[Excerpt from a dataset]
■ ■ ■ ■ ■

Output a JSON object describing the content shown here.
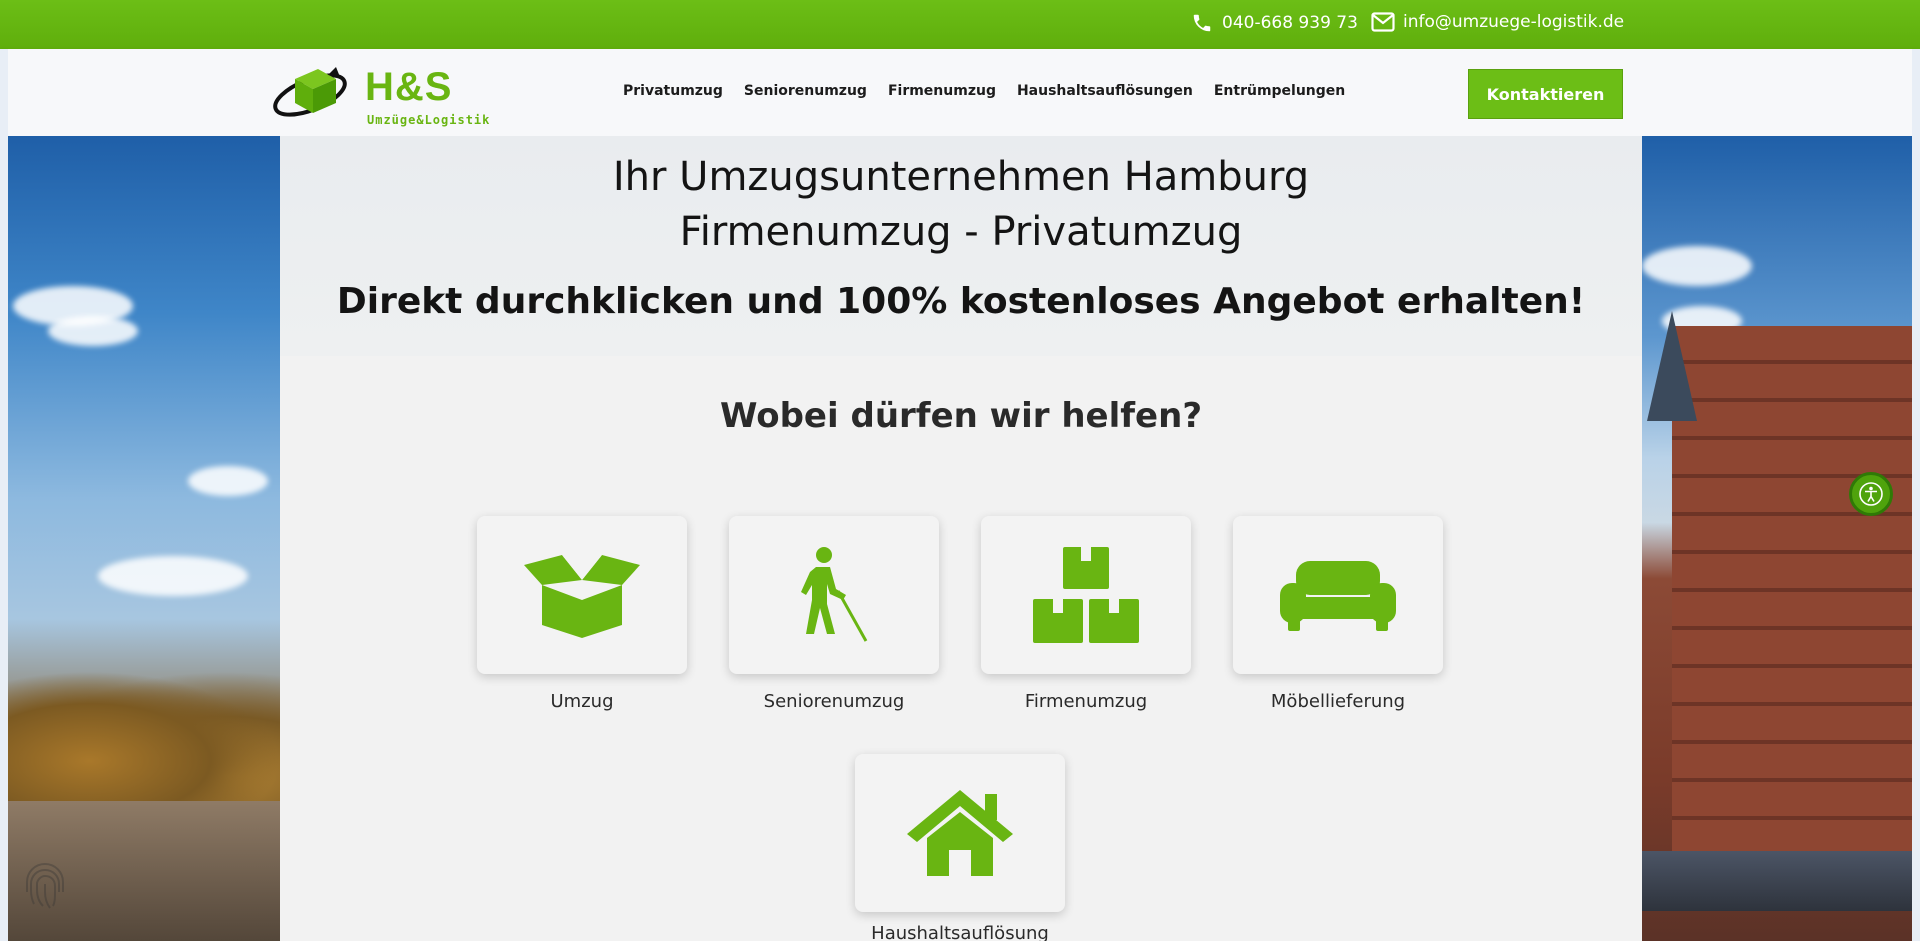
{
  "topbar": {
    "phone": "040-668 939 73",
    "email": "info@umzuege-logistik.de",
    "phone_icon": "phone-icon",
    "email_icon": "envelope-icon"
  },
  "header": {
    "logo": {
      "brand": "H&S",
      "tagline": "Umzüge&Logistik"
    },
    "nav": [
      "Privatumzug",
      "Seniorenumzug",
      "Firmenumzug",
      "Haushaltsauflösungen",
      "Entrümpelungen"
    ],
    "cta": "Kontaktieren"
  },
  "hero": {
    "title_line1": "Ihr Umzugsunternehmen Hamburg",
    "title_line2": "Firmenumzug - Privatumzug",
    "subtitle": "Direkt durchklicken und 100% kostenloses Angebot erhalten!"
  },
  "services": {
    "title": "Wobei dürfen wir helfen?",
    "items": [
      {
        "label": "Umzug",
        "icon": "box-open-icon"
      },
      {
        "label": "Seniorenumzug",
        "icon": "person-with-cane-icon"
      },
      {
        "label": "Firmenumzug",
        "icon": "stacked-boxes-icon"
      },
      {
        "label": "Möbellieferung",
        "icon": "couch-icon"
      },
      {
        "label": "Haushaltsauflösung",
        "icon": "house-icon"
      }
    ]
  },
  "colors": {
    "brand_green": "#6cbe16",
    "text_dark": "#141414"
  },
  "widgets": {
    "accessibility": "accessibility-icon"
  }
}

■ ■ ■ ■ ■

■ **Required work**
Identify the lines that contain the string "Seniorenumzug", and copy every one of them.

■ **The answer**
      "Seniorenumzug",
        "label": "Seniorenumzug",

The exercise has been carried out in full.